▶ WHAT TO PRODUCE:
Copy down all of the data underneath, exactly as shown.

▶ DATA RECORDS:
(begin)
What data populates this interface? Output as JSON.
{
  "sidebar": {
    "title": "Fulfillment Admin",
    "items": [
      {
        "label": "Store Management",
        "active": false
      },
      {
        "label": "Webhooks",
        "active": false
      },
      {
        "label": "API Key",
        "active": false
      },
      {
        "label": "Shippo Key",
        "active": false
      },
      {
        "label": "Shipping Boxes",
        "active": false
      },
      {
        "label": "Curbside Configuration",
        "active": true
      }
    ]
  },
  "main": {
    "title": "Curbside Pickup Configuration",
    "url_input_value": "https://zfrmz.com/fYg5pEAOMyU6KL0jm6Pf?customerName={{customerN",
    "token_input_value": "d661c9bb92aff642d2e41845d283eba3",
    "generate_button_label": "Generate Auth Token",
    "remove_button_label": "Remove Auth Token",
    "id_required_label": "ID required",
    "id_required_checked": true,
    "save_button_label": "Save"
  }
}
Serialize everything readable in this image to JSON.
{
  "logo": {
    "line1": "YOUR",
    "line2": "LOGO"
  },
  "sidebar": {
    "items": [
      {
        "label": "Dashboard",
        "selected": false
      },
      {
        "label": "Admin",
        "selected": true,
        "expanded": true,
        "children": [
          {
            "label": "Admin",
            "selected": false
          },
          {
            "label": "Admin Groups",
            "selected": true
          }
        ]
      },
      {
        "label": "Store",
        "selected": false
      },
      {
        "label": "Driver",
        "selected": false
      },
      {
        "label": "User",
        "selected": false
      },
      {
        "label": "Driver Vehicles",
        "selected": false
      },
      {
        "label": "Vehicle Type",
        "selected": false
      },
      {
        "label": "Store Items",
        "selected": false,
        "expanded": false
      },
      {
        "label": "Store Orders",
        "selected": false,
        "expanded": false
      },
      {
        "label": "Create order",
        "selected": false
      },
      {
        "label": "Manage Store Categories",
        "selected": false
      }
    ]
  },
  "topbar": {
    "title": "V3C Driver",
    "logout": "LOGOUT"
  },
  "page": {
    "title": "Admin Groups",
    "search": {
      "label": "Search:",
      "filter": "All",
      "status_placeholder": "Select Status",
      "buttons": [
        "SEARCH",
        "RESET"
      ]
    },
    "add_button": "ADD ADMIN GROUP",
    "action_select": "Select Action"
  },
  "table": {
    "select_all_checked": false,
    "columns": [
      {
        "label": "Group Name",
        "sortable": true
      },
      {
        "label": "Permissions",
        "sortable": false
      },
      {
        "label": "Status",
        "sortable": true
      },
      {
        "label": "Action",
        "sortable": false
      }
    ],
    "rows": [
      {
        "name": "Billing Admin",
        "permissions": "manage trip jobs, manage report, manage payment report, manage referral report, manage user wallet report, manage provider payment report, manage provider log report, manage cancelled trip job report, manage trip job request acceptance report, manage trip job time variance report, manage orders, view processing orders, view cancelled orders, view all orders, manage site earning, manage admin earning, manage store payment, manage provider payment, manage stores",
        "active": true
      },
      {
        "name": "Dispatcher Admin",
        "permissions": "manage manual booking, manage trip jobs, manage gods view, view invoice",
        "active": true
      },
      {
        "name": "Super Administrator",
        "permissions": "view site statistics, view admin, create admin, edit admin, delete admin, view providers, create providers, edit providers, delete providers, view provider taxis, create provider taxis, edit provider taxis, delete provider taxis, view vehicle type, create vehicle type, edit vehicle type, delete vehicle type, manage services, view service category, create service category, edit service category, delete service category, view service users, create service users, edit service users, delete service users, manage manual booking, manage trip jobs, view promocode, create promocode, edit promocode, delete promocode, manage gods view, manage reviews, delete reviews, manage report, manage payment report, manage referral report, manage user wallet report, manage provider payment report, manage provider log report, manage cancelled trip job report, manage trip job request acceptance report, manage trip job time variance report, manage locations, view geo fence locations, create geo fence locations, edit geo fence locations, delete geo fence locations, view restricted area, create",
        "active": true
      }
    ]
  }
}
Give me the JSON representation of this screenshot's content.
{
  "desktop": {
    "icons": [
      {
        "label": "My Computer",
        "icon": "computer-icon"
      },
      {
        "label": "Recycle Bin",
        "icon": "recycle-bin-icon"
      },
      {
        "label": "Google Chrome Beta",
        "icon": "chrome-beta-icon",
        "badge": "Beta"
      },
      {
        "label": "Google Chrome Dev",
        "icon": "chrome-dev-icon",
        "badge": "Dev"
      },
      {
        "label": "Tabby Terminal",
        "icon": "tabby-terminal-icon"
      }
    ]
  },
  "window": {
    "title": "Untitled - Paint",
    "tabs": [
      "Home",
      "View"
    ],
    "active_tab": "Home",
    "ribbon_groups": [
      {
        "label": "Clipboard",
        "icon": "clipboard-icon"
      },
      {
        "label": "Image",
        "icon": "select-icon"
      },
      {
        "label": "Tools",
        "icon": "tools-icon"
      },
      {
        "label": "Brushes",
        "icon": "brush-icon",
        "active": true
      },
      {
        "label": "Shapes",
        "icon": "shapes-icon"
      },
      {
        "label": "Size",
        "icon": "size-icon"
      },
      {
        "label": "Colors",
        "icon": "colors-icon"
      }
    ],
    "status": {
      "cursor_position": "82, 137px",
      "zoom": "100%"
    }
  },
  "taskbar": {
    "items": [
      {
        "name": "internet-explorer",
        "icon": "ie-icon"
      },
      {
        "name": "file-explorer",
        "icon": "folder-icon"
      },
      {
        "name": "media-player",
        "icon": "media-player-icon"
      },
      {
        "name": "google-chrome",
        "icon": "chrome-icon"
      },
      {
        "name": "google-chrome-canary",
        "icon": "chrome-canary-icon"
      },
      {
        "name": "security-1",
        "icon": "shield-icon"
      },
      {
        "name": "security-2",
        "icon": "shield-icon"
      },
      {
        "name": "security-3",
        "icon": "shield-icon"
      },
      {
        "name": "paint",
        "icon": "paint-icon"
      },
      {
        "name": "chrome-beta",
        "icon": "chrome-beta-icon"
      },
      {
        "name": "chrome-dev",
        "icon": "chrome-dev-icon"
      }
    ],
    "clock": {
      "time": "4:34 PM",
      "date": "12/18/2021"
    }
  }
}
(end)
▶ COMPLETED TASK:
What data populates this interface? Output as JSON.
{
  "sidebar": {
    "title": "Fulfillment Admin",
    "items": [
      {
        "label": "Store Management",
        "active": false
      },
      {
        "label": "Webhooks",
        "active": false
      },
      {
        "label": "API Key",
        "active": false
      },
      {
        "label": "Shippo Key",
        "active": false
      },
      {
        "label": "Shipping Boxes",
        "active": false
      },
      {
        "label": "Curbside Configuration",
        "active": true
      }
    ]
  },
  "main": {
    "title": "Curbside Pickup Configuration",
    "url_input_value": "https://zfrmz.com/fYg5pEAOMyU6KL0jm6Pf?customerName={{customerN",
    "token_input_value": "d661c9bb92aff642d2e41845d283eba3",
    "generate_button_label": "Generate Auth Token",
    "remove_button_label": "Remove Auth Token",
    "id_required_label": "ID required",
    "id_required_checked": true,
    "save_button_label": "Save"
  }
}
Serialize everything readable in this image to JSON.
{
  "logo": {
    "line1": "YOUR",
    "line2": "LOGO"
  },
  "sidebar": {
    "items": [
      {
        "label": "Dashboard",
        "selected": false
      },
      {
        "label": "Admin",
        "selected": true,
        "expanded": true,
        "children": [
          {
            "label": "Admin",
            "selected": false
          },
          {
            "label": "Admin Groups",
            "selected": true
          }
        ]
      },
      {
        "label": "Store",
        "selected": false
      },
      {
        "label": "Driver",
        "selected": false
      },
      {
        "label": "User",
        "selected": false
      },
      {
        "label": "Driver Vehicles",
        "selected": false
      },
      {
        "label": "Vehicle Type",
        "selected": false
      },
      {
        "label": "Store Items",
        "selected": false,
        "expanded": false
      },
      {
        "label": "Store Orders",
        "selected": false,
        "expanded": false
      },
      {
        "label": "Create order",
        "selected": false
      },
      {
        "label": "Manage Store Categories",
        "selected": false
      }
    ]
  },
  "topbar": {
    "title": "V3C Driver",
    "logout": "LOGOUT"
  },
  "page": {
    "title": "Admin Groups",
    "search": {
      "label": "Search:",
      "filter": "All",
      "status_placeholder": "Select Status",
      "buttons": [
        "SEARCH",
        "RESET"
      ]
    },
    "add_button": "ADD ADMIN GROUP",
    "action_select": "Select Action"
  },
  "table": {
    "select_all_checked": false,
    "columns": [
      {
        "label": "Group Name",
        "sortable": true
      },
      {
        "label": "Permissions",
        "sortable": false
      },
      {
        "label": "Status",
        "sortable": true
      },
      {
        "label": "Action",
        "sortable": false
      }
    ],
    "rows": [
      {
        "name": "Billing Admin",
        "permissions": "manage trip jobs, manage report, manage payment report, manage referral report, manage user wallet report, manage provider payment report, manage provider log report, manage cancelled trip job report, manage trip job request acceptance report, manage trip job time variance report, manage orders, view processing orders, view cancelled orders, view all orders, manage site earning, manage admin earning, manage store payment, manage provider payment, manage stores",
        "active": true
      },
      {
        "name": "Dispatcher Admin",
        "permissions": "manage manual booking, manage trip jobs, manage gods view, view invoice",
        "active": true
      },
      {
        "name": "Super Administrator",
        "permissions": "view site statistics, view admin, create admin, edit admin, delete admin, view providers, create providers, edit providers, delete providers, view provider taxis, create provider taxis, edit provider taxis, delete provider taxis, view vehicle type, create vehicle type, edit vehicle type, delete vehicle type, manage services, view service category, create service category, edit service category, delete service category, view service users, create service users, edit service users, delete service users, manage manual booking, manage trip jobs, view promocode, create promocode, edit promocode, delete promocode, manage gods view, manage reviews, delete reviews, manage report, manage payment report, manage referral report, manage user wallet report, manage provider payment report, manage provider log report, manage cancelled trip job report, manage trip job request acceptance report, manage trip job time variance report, manage locations, view geo fence locations, create geo fence locations, edit geo fence locations, delete geo fence locations, view restricted area, create",
        "active": true
      }
    ]
  }
}
Give me the JSON representation of this screenshot's content.
{
  "desktop": {
    "icons": [
      {
        "label": "My Computer",
        "icon": "computer-icon"
      },
      {
        "label": "Recycle Bin",
        "icon": "recycle-bin-icon"
      },
      {
        "label": "Google Chrome Beta",
        "icon": "chrome-beta-icon",
        "badge": "Beta"
      },
      {
        "label": "Google Chrome Dev",
        "icon": "chrome-dev-icon",
        "badge": "Dev"
      },
      {
        "label": "Tabby Terminal",
        "icon": "tabby-terminal-icon"
      }
    ]
  },
  "window": {
    "title": "Untitled - Paint",
    "tabs": [
      "Home",
      "View"
    ],
    "active_tab": "Home",
    "ribbon_groups": [
      {
        "label": "Clipboard",
        "icon": "clipboard-icon"
      },
      {
        "label": "Image",
        "icon": "select-icon"
      },
      {
        "label": "Tools",
        "icon": "tools-icon"
      },
      {
        "label": "Brushes",
        "icon": "brush-icon",
        "active": true
      },
      {
        "label": "Shapes",
        "icon": "shapes-icon"
      },
      {
        "label": "Size",
        "icon": "size-icon"
      },
      {
        "label": "Colors",
        "icon": "colors-icon"
      }
    ],
    "status": {
      "cursor_position": "82, 137px",
      "zoom": "100%"
    }
  },
  "taskbar": {
    "items": [
      {
        "name": "internet-explorer",
        "icon": "ie-icon"
      },
      {
        "name": "file-explorer",
        "icon": "folder-icon"
      },
      {
        "name": "media-player",
        "icon": "media-player-icon"
      },
      {
        "name": "google-chrome",
        "icon": "chrome-icon"
      },
      {
        "name": "google-chrome-canary",
        "icon": "chrome-canary-icon"
      },
      {
        "name": "security-1",
        "icon": "shield-icon"
      },
      {
        "name": "security-2",
        "icon": "shield-icon"
      },
      {
        "name": "security-3",
        "icon": "shield-icon"
      },
      {
        "name": "paint",
        "icon": "paint-icon"
      },
      {
        "name": "chrome-beta",
        "icon": "chrome-beta-icon"
      },
      {
        "name": "chrome-dev",
        "icon": "chrome-dev-icon"
      }
    ],
    "clock": {
      "time": "4:34 PM",
      "date": "12/18/2021"
    }
  }
}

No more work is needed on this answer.